Task to complete —
Locate each line below that includes "true" and reproduce it.

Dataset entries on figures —

==================================================

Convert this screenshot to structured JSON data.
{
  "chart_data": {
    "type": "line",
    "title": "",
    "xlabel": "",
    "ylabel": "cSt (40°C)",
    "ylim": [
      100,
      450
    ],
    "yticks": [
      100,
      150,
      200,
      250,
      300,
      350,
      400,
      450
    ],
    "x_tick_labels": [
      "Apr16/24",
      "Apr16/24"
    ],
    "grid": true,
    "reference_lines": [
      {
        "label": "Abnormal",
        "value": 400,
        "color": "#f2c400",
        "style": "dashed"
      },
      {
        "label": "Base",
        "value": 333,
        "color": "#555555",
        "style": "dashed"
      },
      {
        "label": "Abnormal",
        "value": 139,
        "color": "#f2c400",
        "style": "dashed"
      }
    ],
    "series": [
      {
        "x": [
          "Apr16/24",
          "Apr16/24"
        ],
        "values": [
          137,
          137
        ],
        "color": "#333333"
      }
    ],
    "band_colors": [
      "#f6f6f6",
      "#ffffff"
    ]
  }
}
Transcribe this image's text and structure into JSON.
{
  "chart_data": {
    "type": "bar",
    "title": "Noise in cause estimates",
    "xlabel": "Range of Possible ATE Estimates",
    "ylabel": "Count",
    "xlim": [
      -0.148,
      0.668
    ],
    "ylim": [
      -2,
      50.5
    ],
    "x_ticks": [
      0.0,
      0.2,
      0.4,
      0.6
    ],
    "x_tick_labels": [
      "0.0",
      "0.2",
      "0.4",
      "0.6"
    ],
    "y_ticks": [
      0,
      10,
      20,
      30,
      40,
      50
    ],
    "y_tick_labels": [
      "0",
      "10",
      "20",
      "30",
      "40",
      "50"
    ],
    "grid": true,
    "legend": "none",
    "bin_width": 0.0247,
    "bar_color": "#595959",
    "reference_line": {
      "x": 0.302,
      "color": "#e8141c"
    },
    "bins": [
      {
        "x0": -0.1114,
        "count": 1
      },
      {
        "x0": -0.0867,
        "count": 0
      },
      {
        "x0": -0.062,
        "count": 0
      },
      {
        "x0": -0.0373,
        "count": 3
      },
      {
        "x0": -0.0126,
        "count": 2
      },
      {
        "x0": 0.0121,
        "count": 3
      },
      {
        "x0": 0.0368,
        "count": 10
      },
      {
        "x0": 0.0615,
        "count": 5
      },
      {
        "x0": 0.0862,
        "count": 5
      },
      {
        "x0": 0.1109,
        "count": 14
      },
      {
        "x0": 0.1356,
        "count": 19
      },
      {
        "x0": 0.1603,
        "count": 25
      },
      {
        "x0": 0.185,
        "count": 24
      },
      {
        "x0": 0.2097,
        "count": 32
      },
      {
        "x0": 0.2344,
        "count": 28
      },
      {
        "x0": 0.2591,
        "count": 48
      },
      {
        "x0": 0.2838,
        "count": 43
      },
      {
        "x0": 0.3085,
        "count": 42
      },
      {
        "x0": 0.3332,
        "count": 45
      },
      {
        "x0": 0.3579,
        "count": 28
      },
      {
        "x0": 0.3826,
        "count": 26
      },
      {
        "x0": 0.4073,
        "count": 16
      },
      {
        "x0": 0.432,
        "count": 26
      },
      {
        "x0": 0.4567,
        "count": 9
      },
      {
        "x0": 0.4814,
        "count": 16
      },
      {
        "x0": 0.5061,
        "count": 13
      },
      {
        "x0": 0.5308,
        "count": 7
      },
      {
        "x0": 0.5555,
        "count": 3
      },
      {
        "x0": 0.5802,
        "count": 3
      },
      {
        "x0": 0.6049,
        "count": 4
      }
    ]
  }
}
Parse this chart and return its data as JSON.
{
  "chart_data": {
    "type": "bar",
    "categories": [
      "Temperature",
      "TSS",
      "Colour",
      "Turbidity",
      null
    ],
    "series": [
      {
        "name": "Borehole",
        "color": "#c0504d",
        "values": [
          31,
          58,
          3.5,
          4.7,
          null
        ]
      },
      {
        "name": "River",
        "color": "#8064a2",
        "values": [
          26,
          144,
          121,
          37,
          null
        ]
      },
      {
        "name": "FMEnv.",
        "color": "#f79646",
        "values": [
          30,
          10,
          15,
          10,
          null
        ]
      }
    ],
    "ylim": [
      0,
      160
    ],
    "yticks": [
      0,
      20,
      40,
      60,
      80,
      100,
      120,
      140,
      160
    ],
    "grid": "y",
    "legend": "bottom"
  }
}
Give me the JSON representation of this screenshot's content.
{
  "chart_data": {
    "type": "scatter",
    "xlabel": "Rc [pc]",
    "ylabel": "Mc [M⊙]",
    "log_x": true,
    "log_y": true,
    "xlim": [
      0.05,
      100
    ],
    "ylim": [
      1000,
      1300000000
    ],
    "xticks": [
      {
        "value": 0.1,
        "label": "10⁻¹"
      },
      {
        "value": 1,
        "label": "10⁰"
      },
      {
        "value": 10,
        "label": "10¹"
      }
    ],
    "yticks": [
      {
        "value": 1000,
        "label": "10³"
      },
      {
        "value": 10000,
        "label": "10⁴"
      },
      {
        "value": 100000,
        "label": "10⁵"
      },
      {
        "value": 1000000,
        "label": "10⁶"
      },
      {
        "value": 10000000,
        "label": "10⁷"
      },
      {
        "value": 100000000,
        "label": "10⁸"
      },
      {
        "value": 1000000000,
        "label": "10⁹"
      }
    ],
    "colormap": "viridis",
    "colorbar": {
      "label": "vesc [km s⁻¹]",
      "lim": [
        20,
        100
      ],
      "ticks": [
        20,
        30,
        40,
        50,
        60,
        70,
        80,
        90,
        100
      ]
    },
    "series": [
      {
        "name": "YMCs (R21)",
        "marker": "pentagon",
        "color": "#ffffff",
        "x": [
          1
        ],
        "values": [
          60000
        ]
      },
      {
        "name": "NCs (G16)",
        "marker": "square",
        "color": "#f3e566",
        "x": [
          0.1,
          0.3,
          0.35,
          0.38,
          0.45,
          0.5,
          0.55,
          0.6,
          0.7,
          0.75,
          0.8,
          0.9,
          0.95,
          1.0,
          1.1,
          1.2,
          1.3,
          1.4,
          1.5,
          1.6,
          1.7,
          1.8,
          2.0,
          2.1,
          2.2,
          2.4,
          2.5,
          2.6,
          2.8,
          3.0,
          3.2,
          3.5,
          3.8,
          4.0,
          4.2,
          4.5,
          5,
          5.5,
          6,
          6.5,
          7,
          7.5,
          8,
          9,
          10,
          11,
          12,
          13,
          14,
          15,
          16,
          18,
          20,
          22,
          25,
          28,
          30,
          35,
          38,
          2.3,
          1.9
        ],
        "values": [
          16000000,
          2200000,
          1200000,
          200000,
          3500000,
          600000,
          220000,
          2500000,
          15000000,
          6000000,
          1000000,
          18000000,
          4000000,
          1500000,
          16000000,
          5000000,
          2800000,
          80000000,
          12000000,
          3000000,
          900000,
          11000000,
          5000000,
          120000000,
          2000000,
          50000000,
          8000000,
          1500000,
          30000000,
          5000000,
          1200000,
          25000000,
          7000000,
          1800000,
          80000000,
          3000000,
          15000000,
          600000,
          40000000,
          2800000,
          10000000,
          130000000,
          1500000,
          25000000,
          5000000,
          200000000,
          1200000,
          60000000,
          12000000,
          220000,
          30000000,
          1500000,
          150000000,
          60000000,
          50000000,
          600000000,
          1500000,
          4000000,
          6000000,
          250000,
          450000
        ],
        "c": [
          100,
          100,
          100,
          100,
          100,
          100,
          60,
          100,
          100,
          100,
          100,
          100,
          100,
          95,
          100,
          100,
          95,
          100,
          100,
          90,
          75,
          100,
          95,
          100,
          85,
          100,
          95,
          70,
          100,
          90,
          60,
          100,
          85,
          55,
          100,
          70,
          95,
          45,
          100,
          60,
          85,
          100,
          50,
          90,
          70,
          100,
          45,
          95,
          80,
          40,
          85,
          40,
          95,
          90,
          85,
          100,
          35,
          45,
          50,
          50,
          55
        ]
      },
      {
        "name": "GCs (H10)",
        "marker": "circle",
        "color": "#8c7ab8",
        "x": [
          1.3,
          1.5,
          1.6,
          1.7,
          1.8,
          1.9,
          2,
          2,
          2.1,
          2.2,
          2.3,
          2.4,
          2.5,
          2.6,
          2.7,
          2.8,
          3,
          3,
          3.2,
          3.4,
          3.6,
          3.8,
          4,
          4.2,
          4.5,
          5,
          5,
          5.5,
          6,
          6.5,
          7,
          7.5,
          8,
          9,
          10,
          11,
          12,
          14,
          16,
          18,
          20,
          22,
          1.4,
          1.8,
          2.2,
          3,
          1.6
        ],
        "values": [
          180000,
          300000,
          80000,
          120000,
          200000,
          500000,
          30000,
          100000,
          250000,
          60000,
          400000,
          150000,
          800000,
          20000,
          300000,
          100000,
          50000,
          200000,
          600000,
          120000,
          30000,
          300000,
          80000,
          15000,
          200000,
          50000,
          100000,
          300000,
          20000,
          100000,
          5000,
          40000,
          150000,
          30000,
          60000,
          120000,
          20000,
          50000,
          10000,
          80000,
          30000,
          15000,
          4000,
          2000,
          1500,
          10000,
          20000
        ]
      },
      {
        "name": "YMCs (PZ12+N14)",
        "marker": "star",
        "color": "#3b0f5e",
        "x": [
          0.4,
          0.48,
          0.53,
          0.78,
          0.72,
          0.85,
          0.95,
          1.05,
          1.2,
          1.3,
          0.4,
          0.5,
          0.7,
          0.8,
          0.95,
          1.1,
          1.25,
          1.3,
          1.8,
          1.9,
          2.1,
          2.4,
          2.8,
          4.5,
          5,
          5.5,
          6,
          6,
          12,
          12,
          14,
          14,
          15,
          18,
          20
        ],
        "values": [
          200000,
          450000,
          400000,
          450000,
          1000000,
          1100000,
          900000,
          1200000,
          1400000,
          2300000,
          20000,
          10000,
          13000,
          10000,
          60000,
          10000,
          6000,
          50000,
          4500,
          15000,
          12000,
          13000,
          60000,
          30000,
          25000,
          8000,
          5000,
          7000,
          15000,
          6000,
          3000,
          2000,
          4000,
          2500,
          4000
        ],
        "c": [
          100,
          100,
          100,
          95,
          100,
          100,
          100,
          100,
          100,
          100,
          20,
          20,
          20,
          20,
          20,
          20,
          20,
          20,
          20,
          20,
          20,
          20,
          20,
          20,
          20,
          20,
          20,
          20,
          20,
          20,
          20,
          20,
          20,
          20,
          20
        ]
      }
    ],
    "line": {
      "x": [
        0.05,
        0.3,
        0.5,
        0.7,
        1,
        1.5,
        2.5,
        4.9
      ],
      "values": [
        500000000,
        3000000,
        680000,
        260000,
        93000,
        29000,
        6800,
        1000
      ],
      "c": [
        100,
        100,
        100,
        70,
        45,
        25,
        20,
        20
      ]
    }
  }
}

==================================================

Correct response —
    "grid": true,
    "grid": true,
    "log_x": true,
    "log_y": true,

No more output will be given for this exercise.